═════ Data excerpts ═════
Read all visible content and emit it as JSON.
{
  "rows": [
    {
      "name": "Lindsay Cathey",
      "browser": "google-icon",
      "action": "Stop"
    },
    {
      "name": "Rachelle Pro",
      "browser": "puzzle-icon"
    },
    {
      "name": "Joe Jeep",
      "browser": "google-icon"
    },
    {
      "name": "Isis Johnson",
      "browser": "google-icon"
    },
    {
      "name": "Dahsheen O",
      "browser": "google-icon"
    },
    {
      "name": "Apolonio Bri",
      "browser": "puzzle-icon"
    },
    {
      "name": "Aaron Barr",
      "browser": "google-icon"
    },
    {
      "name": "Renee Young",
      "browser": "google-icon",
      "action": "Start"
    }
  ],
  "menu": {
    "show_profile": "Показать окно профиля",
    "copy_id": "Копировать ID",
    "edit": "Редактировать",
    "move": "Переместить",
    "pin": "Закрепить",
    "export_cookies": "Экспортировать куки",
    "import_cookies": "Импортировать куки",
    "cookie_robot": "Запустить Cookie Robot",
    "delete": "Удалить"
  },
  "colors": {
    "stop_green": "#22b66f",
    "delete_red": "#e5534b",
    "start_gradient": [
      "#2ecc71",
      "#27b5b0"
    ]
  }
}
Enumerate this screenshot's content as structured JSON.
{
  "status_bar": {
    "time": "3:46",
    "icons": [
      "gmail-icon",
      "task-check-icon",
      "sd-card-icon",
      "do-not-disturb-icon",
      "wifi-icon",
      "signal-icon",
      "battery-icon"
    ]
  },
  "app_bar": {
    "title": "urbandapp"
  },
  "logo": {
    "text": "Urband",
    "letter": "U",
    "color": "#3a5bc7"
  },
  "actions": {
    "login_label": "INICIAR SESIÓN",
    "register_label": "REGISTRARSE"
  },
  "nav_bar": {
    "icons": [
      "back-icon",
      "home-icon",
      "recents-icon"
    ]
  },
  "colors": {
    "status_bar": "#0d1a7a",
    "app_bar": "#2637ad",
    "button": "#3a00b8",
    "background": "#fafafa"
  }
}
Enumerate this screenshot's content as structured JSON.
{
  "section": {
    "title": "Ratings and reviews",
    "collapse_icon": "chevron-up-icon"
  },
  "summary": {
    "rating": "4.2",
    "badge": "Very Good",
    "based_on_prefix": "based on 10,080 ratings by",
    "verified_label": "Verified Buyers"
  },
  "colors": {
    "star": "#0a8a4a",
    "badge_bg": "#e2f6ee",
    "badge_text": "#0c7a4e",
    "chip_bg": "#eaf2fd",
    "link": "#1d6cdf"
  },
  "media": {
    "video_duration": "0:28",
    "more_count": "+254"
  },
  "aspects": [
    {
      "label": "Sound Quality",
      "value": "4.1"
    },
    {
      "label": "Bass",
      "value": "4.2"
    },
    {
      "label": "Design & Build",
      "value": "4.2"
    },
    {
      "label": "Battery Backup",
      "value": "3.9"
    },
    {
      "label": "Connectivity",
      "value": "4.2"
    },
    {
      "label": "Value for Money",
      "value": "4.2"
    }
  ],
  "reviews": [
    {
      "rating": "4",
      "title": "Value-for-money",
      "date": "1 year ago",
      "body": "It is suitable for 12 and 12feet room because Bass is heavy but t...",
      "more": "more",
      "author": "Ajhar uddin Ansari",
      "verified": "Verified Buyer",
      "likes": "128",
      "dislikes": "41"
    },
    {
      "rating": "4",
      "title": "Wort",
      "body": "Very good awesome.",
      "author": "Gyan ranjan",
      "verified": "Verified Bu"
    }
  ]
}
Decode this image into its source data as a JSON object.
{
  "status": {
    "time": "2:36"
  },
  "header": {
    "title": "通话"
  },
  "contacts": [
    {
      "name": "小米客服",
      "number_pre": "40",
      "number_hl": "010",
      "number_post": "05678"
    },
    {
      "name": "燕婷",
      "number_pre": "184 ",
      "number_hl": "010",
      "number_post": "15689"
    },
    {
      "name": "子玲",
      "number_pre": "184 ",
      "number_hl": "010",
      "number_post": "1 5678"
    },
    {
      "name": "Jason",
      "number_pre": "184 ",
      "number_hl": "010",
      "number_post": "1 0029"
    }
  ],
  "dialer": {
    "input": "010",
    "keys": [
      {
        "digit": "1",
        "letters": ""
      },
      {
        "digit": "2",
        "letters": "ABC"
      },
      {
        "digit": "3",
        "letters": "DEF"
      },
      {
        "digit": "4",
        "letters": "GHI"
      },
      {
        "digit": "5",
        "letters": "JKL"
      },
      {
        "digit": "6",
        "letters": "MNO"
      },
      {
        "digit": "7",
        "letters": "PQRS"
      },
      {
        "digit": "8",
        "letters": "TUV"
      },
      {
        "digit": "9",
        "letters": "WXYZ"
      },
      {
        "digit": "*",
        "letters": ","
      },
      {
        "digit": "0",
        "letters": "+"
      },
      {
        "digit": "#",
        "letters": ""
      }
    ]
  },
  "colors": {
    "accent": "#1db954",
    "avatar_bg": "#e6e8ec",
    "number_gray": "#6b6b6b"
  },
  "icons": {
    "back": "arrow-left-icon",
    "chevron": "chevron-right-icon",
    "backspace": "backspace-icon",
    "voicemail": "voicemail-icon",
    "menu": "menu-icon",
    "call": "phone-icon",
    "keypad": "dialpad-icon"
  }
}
═════
### Written exercise
Locate the word "body" in the entries, and copy every line where it is found.

### Answer to this task
      "body": "It is suitable for 12 and 12feet room because Bass is heavy but t...",
      "body": "Very good awesome.",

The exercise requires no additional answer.